SUPPLIED TEXT:
- - - -

Day One: Monday, August 16
Time Activity
9 a.m.

The 9 Pillars of Successful Web Teams
Jesse James Garrett

Every Web team has its own take on dividing up roles and responsibilities. Formal titles, job descriptions, and reporting structures can vary widely. The best teams we've encountered have one important thing in common: their team structure and processes cover a full range of distinct competencies necessary for success. Jesse James Garrett will teach you how to quickly and clearly identify which of the competencies you possess and which you're lacking in the design and development processes.

10:30 a.m. Break
10:45 a.m.

Executive Advocacy: Design as Business Strategy
Scott Hirsch

Aligning the business goals of your site with user needs unleashes the competitive value of user experience. Although few executives pay enough attention to design as business strategy, designers can take the lead by advocating for a development process that identifies business value metrics and assigns accountability for the inpact projects have on the bottom line. Armed with a portfolio of “valuable” successes, designers will get the credibility they deserve at the executive level.

- - - -

SHORT EXERCISE 1:
Reproduce the part of the conference schedule between "10:30 a.m. Break" and "the executive level.", inclusive, word for word.

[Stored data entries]
- - - -

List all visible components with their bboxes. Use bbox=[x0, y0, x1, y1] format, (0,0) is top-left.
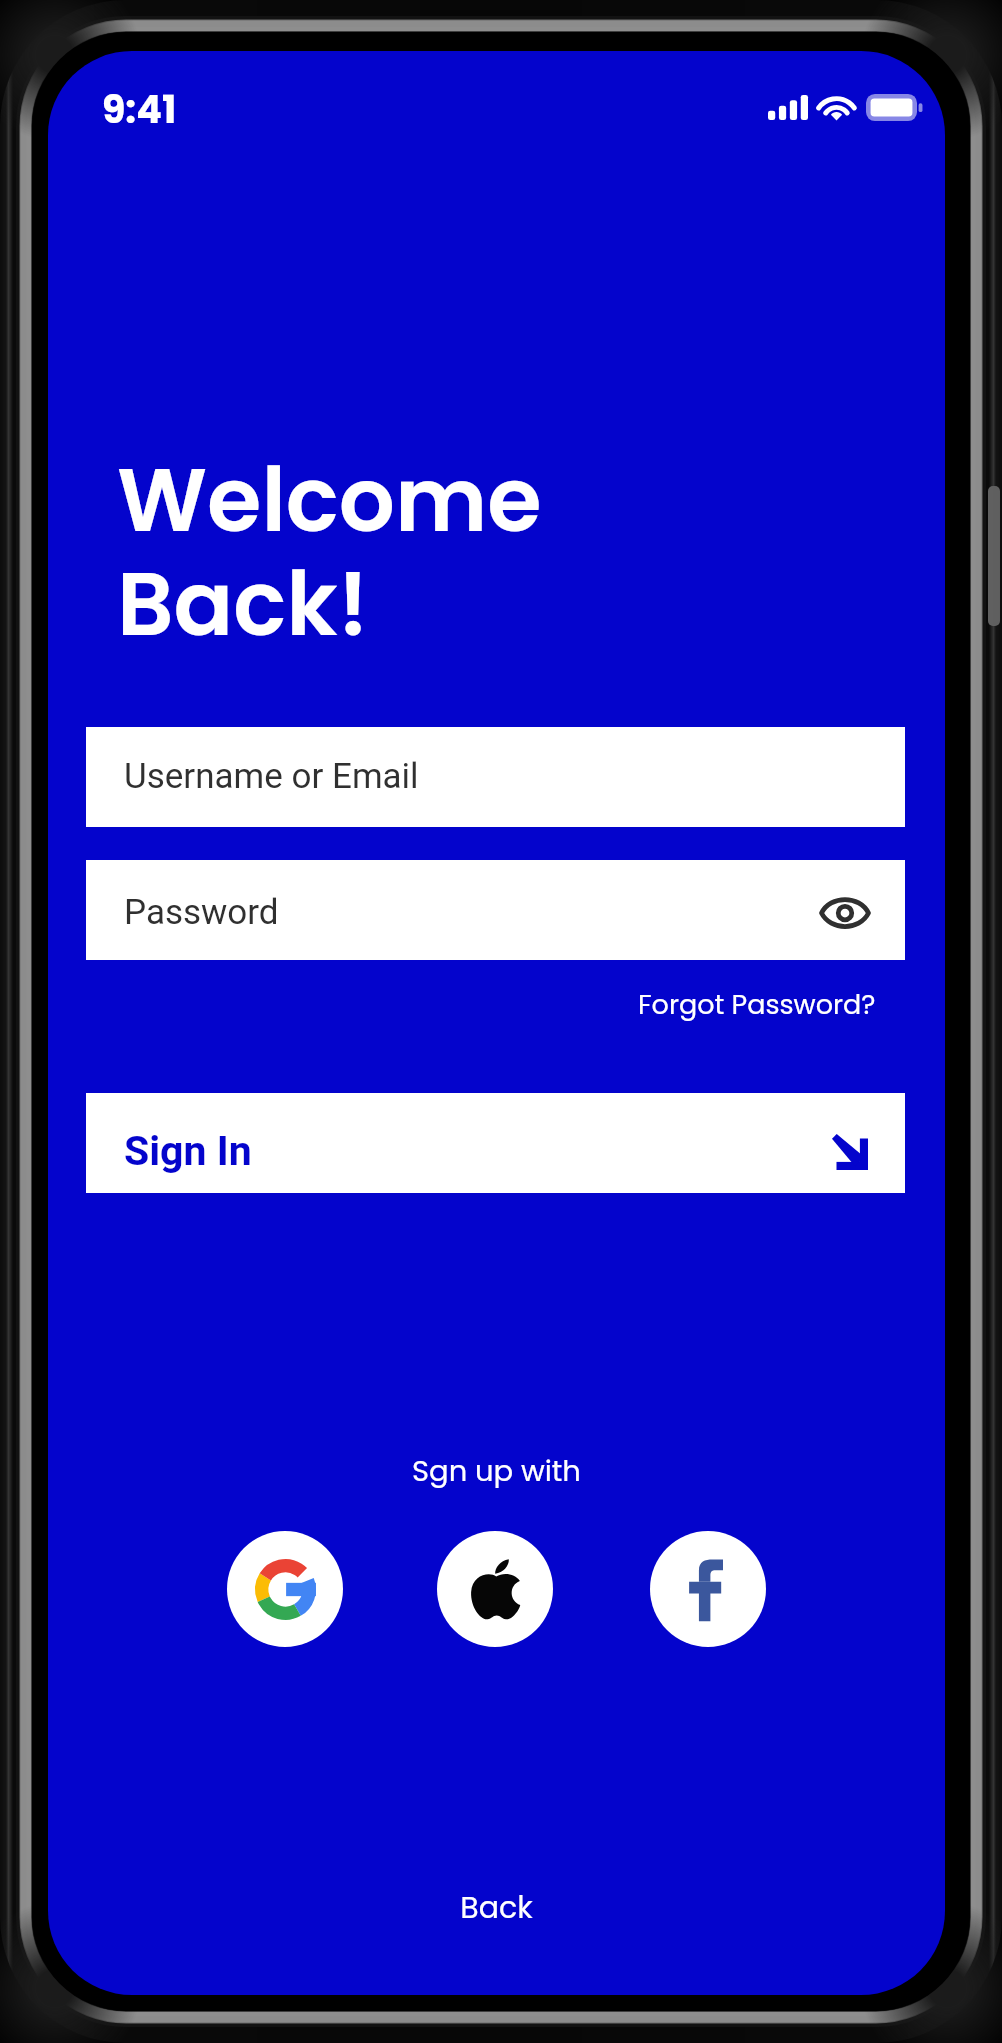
button[interactable]: Password bbox=[86, 860, 905, 960]
button[interactable]: Sign up with Google bbox=[227, 1531, 343, 1647]
staticText: Sgn up with bbox=[412, 1451, 581, 1492]
staticText: 9:41 bbox=[102, 83, 177, 136]
staticText: Sign In bbox=[124, 1127, 252, 1175]
button[interactable]: Show password bbox=[814, 882, 875, 943]
staticText: Username or Email bbox=[124, 756, 419, 797]
button[interactable]: Back bbox=[420, 1877, 573, 1939]
staticText: Welcome Back! bbox=[117, 439, 542, 666]
button[interactable]: Sign up with Facebook bbox=[650, 1531, 766, 1647]
button[interactable]: Sign In bbox=[832, 1134, 868, 1170]
staticText: Password bbox=[124, 892, 279, 933]
button[interactable]: Forgot Password? bbox=[638, 986, 876, 1024]
button[interactable]: Sign up with Apple bbox=[437, 1531, 553, 1647]
button[interactable]: Sign In bbox=[86, 1093, 905, 1193]
button[interactable]: Username or Email bbox=[86, 727, 905, 827]
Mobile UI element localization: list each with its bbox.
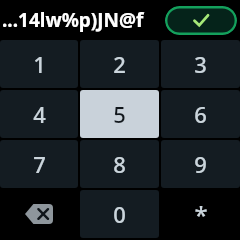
- button[interactable]: 3: [161, 40, 240, 88]
- staticText: 9: [194, 149, 207, 179]
- button[interactable]: 8: [80, 140, 159, 188]
- button[interactable]: 6: [161, 90, 240, 138]
- staticText: ...14lw%p)JN@f: [2, 7, 144, 33]
- staticText: 5: [113, 99, 126, 129]
- button[interactable]: 9: [161, 140, 240, 188]
- button[interactable]: 7: [0, 140, 78, 188]
- button[interactable]: 5: [80, 90, 159, 138]
- staticText: 2: [113, 49, 126, 79]
- button[interactable]: 1: [0, 40, 78, 88]
- staticText: 1: [33, 49, 46, 79]
- staticText: 4: [33, 99, 46, 129]
- staticText: 6: [194, 99, 207, 129]
- staticText: 3: [194, 49, 207, 79]
- button[interactable]: *: [161, 190, 240, 238]
- button[interactable]: 2: [80, 40, 159, 88]
- staticText: 8: [113, 149, 126, 179]
- button[interactable]: Confirm: [165, 6, 237, 35]
- button[interactable]: 0: [80, 190, 159, 238]
- staticText: 7: [33, 149, 46, 179]
- button[interactable]: 4: [0, 90, 78, 138]
- button[interactable]: Backspace: [0, 190, 78, 238]
- staticText: 0: [113, 199, 126, 229]
- staticText: *: [194, 198, 208, 231]
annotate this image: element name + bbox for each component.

- - - -

SHORT EXERCISE 2:
Transcribe the lines of the stored data entries between the line containing "- button[interactable]: 3: [161, 40, 240, 88]" and the line containing "- button[interactable]: Backspace: [0, 190, 78, 238]", inclusive, with no changes.

FINAL RESULT 1:
10:30 a.m. Break
10:45 a.m.

Executive Advocacy: Design as Business Strategy
Scott Hirsch

Aligning the business goals of your site with user needs unleashes the competitive value of user experience. Although few executives pay enough attention to design as business strategy, designers can take the lead by advocating for a development process that identifies business value metrics and assigns accountability for the inpact projects have on the bottom line. Armed with a portfolio of “valuable” successes, designers will get the credibility they deserve at the executive level.

FINAL RESULT 2:
- button[interactable]: 3: [161, 40, 240, 88]
- staticText: 9: [194, 149, 207, 179]
- button[interactable]: 8: [80, 140, 159, 188]
- button[interactable]: 6: [161, 90, 240, 138]
- staticText: ...14lw%p)JN@f: [2, 7, 144, 33]
- staticText: 5: [113, 99, 126, 129]
- button[interactable]: 9: [161, 140, 240, 188]
- button[interactable]: 7: [0, 140, 78, 188]
- button[interactable]: 5: [80, 90, 159, 138]
- staticText: 2: [113, 49, 126, 79]
- button[interactable]: 1: [0, 40, 78, 88]
- staticText: 1: [33, 49, 46, 79]
- staticText: 4: [33, 99, 46, 129]
- staticText: 6: [194, 99, 207, 129]
- staticText: 3: [194, 49, 207, 79]
- button[interactable]: *: [161, 190, 240, 238]
- button[interactable]: 2: [80, 40, 159, 88]
- staticText: 8: [113, 149, 126, 179]
- button[interactable]: Confirm: [165, 6, 237, 35]
- button[interactable]: 0: [80, 190, 159, 238]
- staticText: 7: [33, 149, 46, 179]
- button[interactable]: 4: [0, 90, 78, 138]
- button[interactable]: Backspace: [0, 190, 78, 238]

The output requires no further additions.